Exercise directions:
Pictures stay out; everything else in the records below is copied exactly.

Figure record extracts
————————

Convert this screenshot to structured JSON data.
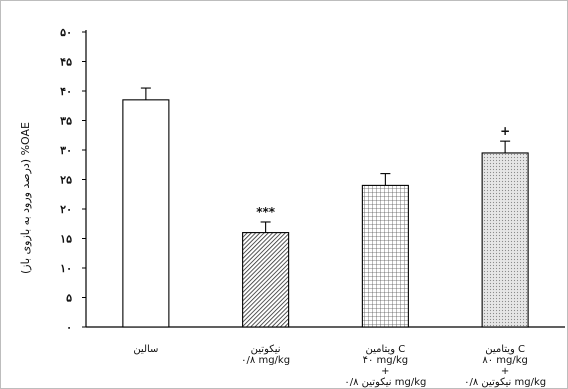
{
  "chart_data": {
    "type": "bar",
    "ylabel": "OAE% (درصد ورود به بازوی باز)",
    "ylim": [
      0,
      50
    ],
    "yticks": [
      {
        "value": 0,
        "label": "۰"
      },
      {
        "value": 5,
        "label": "۵"
      },
      {
        "value": 10,
        "label": "۱۰"
      },
      {
        "value": 15,
        "label": "۱۵"
      },
      {
        "value": 20,
        "label": "۲۰"
      },
      {
        "value": 25,
        "label": "۲۵"
      },
      {
        "value": 30,
        "label": "۳۰"
      },
      {
        "value": 35,
        "label": "۳۵"
      },
      {
        "value": 40,
        "label": "۴۰"
      },
      {
        "value": 45,
        "label": "۴۵"
      },
      {
        "value": 50,
        "label": "۵۰"
      }
    ],
    "grid": false,
    "bars": [
      {
        "category_lines": [
          "سالین"
        ],
        "value": 38.5,
        "error": 2.0,
        "pattern": "white",
        "sig": ""
      },
      {
        "category_lines": [
          "نیکوتین",
          "۰/۸ mg/kg"
        ],
        "value": 16,
        "error": 1.8,
        "pattern": "diagonal",
        "sig": "***"
      },
      {
        "category_lines": [
          "ویتامین C",
          "۴۰ mg/kg",
          "+",
          "نیکوتین ۰/۸ mg/kg"
        ],
        "value": 24,
        "error": 2.0,
        "pattern": "grid",
        "sig": ""
      },
      {
        "category_lines": [
          "ویتامین C",
          "۸۰ mg/kg",
          "+",
          "نیکوتین ۰/۸ mg/kg"
        ],
        "value": 29.5,
        "error": 2.0,
        "pattern": "dots",
        "sig": "+"
      }
    ],
    "colors": {
      "axis": "#000000",
      "bar_edge": "#000000",
      "fill": "#ffffff"
    }
  }
}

————————

Answer below:
Convert this screenshot to structured JSON data.
{
  "chart_data": {
    "type": "bar",
    "ylabel": "OAE% (درصد ورود به بازوی باز)",
    "ylim": [
      0,
      50
    ],
    "yticks": [
      {
        "value": 0,
        "label": "۰"
      },
      {
        "value": 5,
        "label": "۵"
      },
      {
        "value": 10,
        "label": "۱۰"
      },
      {
        "value": 15,
        "label": "۱۵"
      },
      {
        "value": 20,
        "label": "۲۰"
      },
      {
        "value": 25,
        "label": "۲۵"
      },
      {
        "value": 30,
        "label": "۳۰"
      },
      {
        "value": 35,
        "label": "۳۵"
      },
      {
        "value": 40,
        "label": "۴۰"
      },
      {
        "value": 45,
        "label": "۴۵"
      },
      {
        "value": 50,
        "label": "۵۰"
      }
    ],
    "grid": false,
    "bars": [
      {
        "category_lines": [
          "سالین"
        ],
        "value": 38.5,
        "error": 2.0,
        "pattern": "white",
        "sig": ""
      },
      {
        "category_lines": [
          "نیکوتین",
          "۰/۸ mg/kg"
        ],
        "value": 16,
        "error": 1.8,
        "pattern": "diagonal",
        "sig": "***"
      },
      {
        "category_lines": [
          "ویتامین C",
          "۴۰ mg/kg",
          "+",
          "نیکوتین ۰/۸ mg/kg"
        ],
        "value": 24,
        "error": 2.0,
        "pattern": "grid",
        "sig": ""
      },
      {
        "category_lines": [
          "ویتامین C",
          "۸۰ mg/kg",
          "+",
          "نیکوتین ۰/۸ mg/kg"
        ],
        "value": 29.5,
        "error": 2.0,
        "pattern": "dots",
        "sig": "+"
      }
    ],
    "colors": {
      "axis": "#000000",
      "bar_edge": "#000000",
      "fill": "#ffffff"
    }
  }
}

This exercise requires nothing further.